## Begin
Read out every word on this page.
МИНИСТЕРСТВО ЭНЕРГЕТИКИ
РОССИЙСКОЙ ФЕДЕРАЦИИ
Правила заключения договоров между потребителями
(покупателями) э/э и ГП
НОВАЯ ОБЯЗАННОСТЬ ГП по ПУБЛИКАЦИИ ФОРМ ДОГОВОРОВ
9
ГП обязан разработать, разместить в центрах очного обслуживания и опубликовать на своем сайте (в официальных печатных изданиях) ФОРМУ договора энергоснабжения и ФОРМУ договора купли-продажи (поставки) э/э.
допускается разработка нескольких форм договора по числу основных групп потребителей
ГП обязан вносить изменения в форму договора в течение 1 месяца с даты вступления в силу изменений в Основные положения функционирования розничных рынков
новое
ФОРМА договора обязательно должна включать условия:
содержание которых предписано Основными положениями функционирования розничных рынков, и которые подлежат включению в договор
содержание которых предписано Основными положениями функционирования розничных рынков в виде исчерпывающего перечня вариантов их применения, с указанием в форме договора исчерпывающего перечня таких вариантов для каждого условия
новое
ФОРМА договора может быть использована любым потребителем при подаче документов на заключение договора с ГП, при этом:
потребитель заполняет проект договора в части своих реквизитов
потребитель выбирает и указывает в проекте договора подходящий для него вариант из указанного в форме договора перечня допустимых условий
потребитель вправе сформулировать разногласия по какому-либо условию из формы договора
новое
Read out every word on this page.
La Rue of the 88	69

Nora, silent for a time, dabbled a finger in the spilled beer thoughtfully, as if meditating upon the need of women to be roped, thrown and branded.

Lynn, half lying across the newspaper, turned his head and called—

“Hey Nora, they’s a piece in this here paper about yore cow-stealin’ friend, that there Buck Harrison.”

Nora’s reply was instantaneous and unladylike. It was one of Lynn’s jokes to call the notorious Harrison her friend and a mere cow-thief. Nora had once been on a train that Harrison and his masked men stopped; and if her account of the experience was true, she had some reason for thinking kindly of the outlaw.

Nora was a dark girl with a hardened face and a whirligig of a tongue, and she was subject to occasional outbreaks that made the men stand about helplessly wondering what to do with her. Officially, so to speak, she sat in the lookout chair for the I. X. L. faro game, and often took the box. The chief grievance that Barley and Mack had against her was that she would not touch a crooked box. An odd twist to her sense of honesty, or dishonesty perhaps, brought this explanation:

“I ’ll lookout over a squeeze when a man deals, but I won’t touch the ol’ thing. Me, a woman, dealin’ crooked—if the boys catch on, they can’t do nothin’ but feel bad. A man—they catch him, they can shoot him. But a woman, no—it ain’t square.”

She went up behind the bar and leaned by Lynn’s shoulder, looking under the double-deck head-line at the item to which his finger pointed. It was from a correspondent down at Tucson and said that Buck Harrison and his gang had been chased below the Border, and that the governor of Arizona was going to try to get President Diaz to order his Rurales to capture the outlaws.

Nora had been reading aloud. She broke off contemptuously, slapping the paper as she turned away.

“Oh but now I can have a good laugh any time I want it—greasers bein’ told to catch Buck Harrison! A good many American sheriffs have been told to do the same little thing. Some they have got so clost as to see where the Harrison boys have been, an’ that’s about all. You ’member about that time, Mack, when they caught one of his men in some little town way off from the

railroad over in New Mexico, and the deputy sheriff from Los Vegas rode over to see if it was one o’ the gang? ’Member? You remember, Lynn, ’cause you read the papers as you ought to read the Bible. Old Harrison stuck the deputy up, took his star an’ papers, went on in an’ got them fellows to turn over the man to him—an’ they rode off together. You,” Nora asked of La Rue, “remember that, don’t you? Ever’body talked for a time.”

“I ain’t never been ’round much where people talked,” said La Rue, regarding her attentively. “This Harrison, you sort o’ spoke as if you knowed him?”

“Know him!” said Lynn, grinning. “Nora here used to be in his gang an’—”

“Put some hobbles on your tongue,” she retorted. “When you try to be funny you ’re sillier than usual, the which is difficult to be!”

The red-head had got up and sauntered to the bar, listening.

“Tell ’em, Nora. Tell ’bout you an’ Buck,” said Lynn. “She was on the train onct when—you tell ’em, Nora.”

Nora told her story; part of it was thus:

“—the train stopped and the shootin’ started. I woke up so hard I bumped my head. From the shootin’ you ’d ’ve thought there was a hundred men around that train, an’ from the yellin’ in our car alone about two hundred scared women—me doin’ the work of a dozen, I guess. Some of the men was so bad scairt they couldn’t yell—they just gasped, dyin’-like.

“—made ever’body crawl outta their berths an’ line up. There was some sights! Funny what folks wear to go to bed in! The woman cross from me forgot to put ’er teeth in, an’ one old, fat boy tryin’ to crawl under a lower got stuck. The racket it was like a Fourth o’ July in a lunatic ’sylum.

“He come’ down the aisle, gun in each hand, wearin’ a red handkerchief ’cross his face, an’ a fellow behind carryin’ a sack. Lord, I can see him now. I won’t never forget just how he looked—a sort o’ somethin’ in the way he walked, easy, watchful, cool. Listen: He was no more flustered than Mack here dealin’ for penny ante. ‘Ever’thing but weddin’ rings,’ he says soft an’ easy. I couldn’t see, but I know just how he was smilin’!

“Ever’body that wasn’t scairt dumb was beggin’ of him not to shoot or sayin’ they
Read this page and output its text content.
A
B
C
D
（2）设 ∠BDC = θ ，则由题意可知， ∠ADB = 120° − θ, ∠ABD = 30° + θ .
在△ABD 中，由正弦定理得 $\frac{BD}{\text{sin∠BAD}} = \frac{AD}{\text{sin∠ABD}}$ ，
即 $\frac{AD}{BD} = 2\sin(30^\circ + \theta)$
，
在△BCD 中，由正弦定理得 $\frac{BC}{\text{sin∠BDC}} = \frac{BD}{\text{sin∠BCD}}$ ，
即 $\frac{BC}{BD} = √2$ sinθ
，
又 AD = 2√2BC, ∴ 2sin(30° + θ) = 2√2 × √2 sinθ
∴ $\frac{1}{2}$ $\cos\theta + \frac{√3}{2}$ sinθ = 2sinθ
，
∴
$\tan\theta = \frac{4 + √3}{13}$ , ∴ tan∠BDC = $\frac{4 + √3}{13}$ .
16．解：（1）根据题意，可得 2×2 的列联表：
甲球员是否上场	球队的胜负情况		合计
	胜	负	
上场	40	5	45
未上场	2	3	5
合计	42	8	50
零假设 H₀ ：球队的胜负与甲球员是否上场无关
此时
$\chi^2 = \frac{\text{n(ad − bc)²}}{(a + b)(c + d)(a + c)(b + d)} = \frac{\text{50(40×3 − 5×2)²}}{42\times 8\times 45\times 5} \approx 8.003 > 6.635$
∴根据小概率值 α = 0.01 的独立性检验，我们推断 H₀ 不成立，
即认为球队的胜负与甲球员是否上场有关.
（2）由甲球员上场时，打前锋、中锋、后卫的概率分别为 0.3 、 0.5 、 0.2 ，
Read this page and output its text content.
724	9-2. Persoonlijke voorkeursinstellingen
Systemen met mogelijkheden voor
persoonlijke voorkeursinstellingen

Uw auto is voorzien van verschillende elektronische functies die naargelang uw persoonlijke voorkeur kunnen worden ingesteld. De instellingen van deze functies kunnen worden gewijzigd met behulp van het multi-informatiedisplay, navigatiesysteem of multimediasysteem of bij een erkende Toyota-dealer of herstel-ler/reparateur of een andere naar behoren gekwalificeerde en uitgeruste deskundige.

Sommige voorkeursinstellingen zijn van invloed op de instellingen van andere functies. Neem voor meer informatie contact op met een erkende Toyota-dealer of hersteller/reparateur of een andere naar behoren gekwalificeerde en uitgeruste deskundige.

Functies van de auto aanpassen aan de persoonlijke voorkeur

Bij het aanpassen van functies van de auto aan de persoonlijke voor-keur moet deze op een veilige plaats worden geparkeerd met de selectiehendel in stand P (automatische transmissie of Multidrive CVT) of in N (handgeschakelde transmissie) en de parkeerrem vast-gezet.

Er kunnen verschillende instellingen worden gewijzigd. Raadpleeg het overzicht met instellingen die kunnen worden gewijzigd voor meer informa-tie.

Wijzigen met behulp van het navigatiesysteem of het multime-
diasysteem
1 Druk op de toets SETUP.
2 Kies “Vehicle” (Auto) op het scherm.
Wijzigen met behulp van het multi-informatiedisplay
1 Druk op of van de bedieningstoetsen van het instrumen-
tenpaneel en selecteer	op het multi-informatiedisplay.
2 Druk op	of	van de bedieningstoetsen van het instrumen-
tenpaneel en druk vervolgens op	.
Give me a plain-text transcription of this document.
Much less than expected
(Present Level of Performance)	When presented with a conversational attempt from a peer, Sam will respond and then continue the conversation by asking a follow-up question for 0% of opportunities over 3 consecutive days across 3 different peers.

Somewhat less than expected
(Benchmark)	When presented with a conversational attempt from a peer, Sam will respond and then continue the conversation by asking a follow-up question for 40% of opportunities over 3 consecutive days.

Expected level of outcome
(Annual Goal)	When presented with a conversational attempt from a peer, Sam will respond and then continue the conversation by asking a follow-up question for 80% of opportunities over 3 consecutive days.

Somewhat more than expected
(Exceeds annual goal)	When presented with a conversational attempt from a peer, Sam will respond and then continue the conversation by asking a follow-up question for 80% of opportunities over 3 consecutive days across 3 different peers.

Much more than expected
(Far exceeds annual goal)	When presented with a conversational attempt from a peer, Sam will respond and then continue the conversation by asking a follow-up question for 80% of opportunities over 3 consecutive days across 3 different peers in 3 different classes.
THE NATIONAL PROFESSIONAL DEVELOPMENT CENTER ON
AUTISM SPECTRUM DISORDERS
## End
WHAT YOU HAVE TO DO →
Some lines of the data may hold the word "voorkeursinstellingen". Say how many do, with nothing else.

EXERCISE RESPONSE →
3